» **WHAT THIS TASK INVOLVES**: The records should be repeated word for word, pictures excluded.

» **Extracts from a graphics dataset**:
------------------------------------------------------------

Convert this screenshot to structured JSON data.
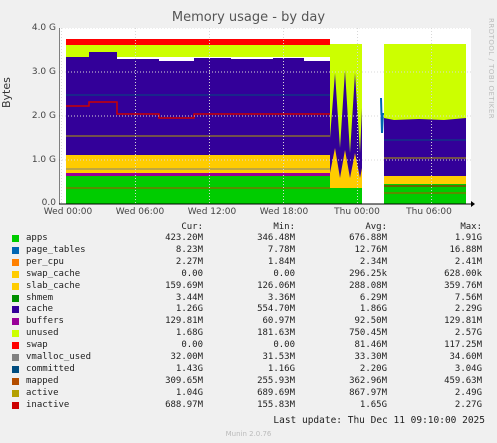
{
  "title": "Memory usage - by day",
  "side_label": "RRDTOOL / TOBI OETIKER",
  "ylabel": "Bytes",
  "columns": {
    "cur": "Cur:",
    "min": "Min:",
    "avg": "Avg:",
    "max": "Max:"
  },
  "last_update": "Last update: Thu Dec 11 09:10:00 2025",
  "footer": "Munin 2.0.76",
  "chart_data": {
    "type": "area",
    "title": "Memory usage - by day",
    "ylabel": "Bytes",
    "y_ticks": [
      "0.0",
      "1.0 G",
      "2.0 G",
      "3.0 G",
      "4.0 G"
    ],
    "y_tick_values": [
      0,
      1,
      2,
      3,
      4
    ],
    "ylim": [
      0,
      4
    ],
    "x_ticks": [
      "Wed 00:00",
      "Wed 06:00",
      "Wed 12:00",
      "Wed 18:00",
      "Thu 00:00",
      "Thu 06:00"
    ],
    "x_tick_hours": [
      0,
      6,
      12,
      18,
      24,
      30
    ],
    "xlim": [
      -0.2,
      33.2
    ],
    "grid": true,
    "stacked_layers_at_wed_00": [
      {
        "name": "apps",
        "top": 0.62,
        "color": "#00cc00"
      },
      {
        "name": "slab_cache",
        "top": 1.08,
        "color": "#ffcc00"
      },
      {
        "name": "cache",
        "top": 3.35,
        "color": "#330099"
      },
      {
        "name": "unused",
        "top": 3.63,
        "color": "#ccff00"
      },
      {
        "name": "swap",
        "top": 3.75,
        "color": "#ff0000"
      }
    ]
  },
  "legend": [
    {
      "name": "apps",
      "color": "#00cc00",
      "cur": "423.20M",
      "min": "346.48M",
      "avg": "676.88M",
      "max": "1.91G"
    },
    {
      "name": "page_tables",
      "color": "#0066b3",
      "cur": "8.23M",
      "min": "7.78M",
      "avg": "12.76M",
      "max": "16.88M"
    },
    {
      "name": "per_cpu",
      "color": "#ff8000",
      "cur": "2.27M",
      "min": "1.84M",
      "avg": "2.34M",
      "max": "2.41M"
    },
    {
      "name": "swap_cache",
      "color": "#ffcc00",
      "cur": "0.00",
      "min": "0.00",
      "avg": "296.25k",
      "max": "628.00k"
    },
    {
      "name": "slab_cache",
      "color": "#ffcc00",
      "cur": "159.69M",
      "min": "126.06M",
      "avg": "288.08M",
      "max": "359.76M"
    },
    {
      "name": "shmem",
      "color": "#008f00",
      "cur": "3.44M",
      "min": "3.36M",
      "avg": "6.29M",
      "max": "7.56M"
    },
    {
      "name": "cache",
      "color": "#330099",
      "cur": "1.26G",
      "min": "554.70M",
      "avg": "1.86G",
      "max": "2.29G"
    },
    {
      "name": "buffers",
      "color": "#990099",
      "cur": "129.81M",
      "min": "60.97M",
      "avg": "92.50M",
      "max": "129.81M"
    },
    {
      "name": "unused",
      "color": "#ccff00",
      "cur": "1.68G",
      "min": "181.63M",
      "avg": "750.45M",
      "max": "2.57G"
    },
    {
      "name": "swap",
      "color": "#ff0000",
      "cur": "0.00",
      "min": "0.00",
      "avg": "81.46M",
      "max": "117.25M"
    },
    {
      "name": "vmalloc_used",
      "color": "#808080",
      "cur": "32.00M",
      "min": "31.53M",
      "avg": "33.30M",
      "max": "34.60M"
    },
    {
      "name": "committed",
      "color": "#004d80",
      "cur": "1.43G",
      "min": "1.16G",
      "avg": "2.20G",
      "max": "3.04G"
    },
    {
      "name": "mapped",
      "color": "#b34d00",
      "cur": "309.65M",
      "min": "255.93M",
      "avg": "362.96M",
      "max": "459.63M"
    },
    {
      "name": "active",
      "color": "#b3a000",
      "cur": "1.04G",
      "min": "689.69M",
      "avg": "867.97M",
      "max": "2.49G"
    },
    {
      "name": "inactive",
      "color": "#cc0000",
      "cur": "688.97M",
      "min": "155.83M",
      "avg": "1.65G",
      "max": "2.27G"
    }
  ]
}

------------------------------------------------------------

» **OUTPUT OF THE EXERCISE**:
Convert this screenshot to structured JSON data.
{
  "title": "Memory usage - by day",
  "side_label": "RRDTOOL / TOBI OETIKER",
  "ylabel": "Bytes",
  "columns": {
    "cur": "Cur:",
    "min": "Min:",
    "avg": "Avg:",
    "max": "Max:"
  },
  "last_update": "Last update: Thu Dec 11 09:10:00 2025",
  "footer": "Munin 2.0.76",
  "chart_data": {
    "type": "area",
    "title": "Memory usage - by day",
    "ylabel": "Bytes",
    "y_ticks": [
      "0.0",
      "1.0 G",
      "2.0 G",
      "3.0 G",
      "4.0 G"
    ],
    "y_tick_values": [
      0,
      1,
      2,
      3,
      4
    ],
    "ylim": [
      0,
      4
    ],
    "x_ticks": [
      "Wed 00:00",
      "Wed 06:00",
      "Wed 12:00",
      "Wed 18:00",
      "Thu 00:00",
      "Thu 06:00"
    ],
    "x_tick_hours": [
      0,
      6,
      12,
      18,
      24,
      30
    ],
    "xlim": [
      -0.2,
      33.2
    ],
    "grid": true,
    "stacked_layers_at_wed_00": [
      {
        "name": "apps",
        "top": 0.62,
        "color": "#00cc00"
      },
      {
        "name": "slab_cache",
        "top": 1.08,
        "color": "#ffcc00"
      },
      {
        "name": "cache",
        "top": 3.35,
        "color": "#330099"
      },
      {
        "name": "unused",
        "top": 3.63,
        "color": "#ccff00"
      },
      {
        "name": "swap",
        "top": 3.75,
        "color": "#ff0000"
      }
    ]
  },
  "legend": [
    {
      "name": "apps",
      "color": "#00cc00",
      "cur": "423.20M",
      "min": "346.48M",
      "avg": "676.88M",
      "max": "1.91G"
    },
    {
      "name": "page_tables",
      "color": "#0066b3",
      "cur": "8.23M",
      "min": "7.78M",
      "avg": "12.76M",
      "max": "16.88M"
    },
    {
      "name": "per_cpu",
      "color": "#ff8000",
      "cur": "2.27M",
      "min": "1.84M",
      "avg": "2.34M",
      "max": "2.41M"
    },
    {
      "name": "swap_cache",
      "color": "#ffcc00",
      "cur": "0.00",
      "min": "0.00",
      "avg": "296.25k",
      "max": "628.00k"
    },
    {
      "name": "slab_cache",
      "color": "#ffcc00",
      "cur": "159.69M",
      "min": "126.06M",
      "avg": "288.08M",
      "max": "359.76M"
    },
    {
      "name": "shmem",
      "color": "#008f00",
      "cur": "3.44M",
      "min": "3.36M",
      "avg": "6.29M",
      "max": "7.56M"
    },
    {
      "name": "cache",
      "color": "#330099",
      "cur": "1.26G",
      "min": "554.70M",
      "avg": "1.86G",
      "max": "2.29G"
    },
    {
      "name": "buffers",
      "color": "#990099",
      "cur": "129.81M",
      "min": "60.97M",
      "avg": "92.50M",
      "max": "129.81M"
    },
    {
      "name": "unused",
      "color": "#ccff00",
      "cur": "1.68G",
      "min": "181.63M",
      "avg": "750.45M",
      "max": "2.57G"
    },
    {
      "name": "swap",
      "color": "#ff0000",
      "cur": "0.00",
      "min": "0.00",
      "avg": "81.46M",
      "max": "117.25M"
    },
    {
      "name": "vmalloc_used",
      "color": "#808080",
      "cur": "32.00M",
      "min": "31.53M",
      "avg": "33.30M",
      "max": "34.60M"
    },
    {
      "name": "committed",
      "color": "#004d80",
      "cur": "1.43G",
      "min": "1.16G",
      "avg": "2.20G",
      "max": "3.04G"
    },
    {
      "name": "mapped",
      "color": "#b34d00",
      "cur": "309.65M",
      "min": "255.93M",
      "avg": "362.96M",
      "max": "459.63M"
    },
    {
      "name": "active",
      "color": "#b3a000",
      "cur": "1.04G",
      "min": "689.69M",
      "avg": "867.97M",
      "max": "2.49G"
    },
    {
      "name": "inactive",
      "color": "#cc0000",
      "cur": "688.97M",
      "min": "155.83M",
      "avg": "1.65G",
      "max": "2.27G"
    }
  ]
}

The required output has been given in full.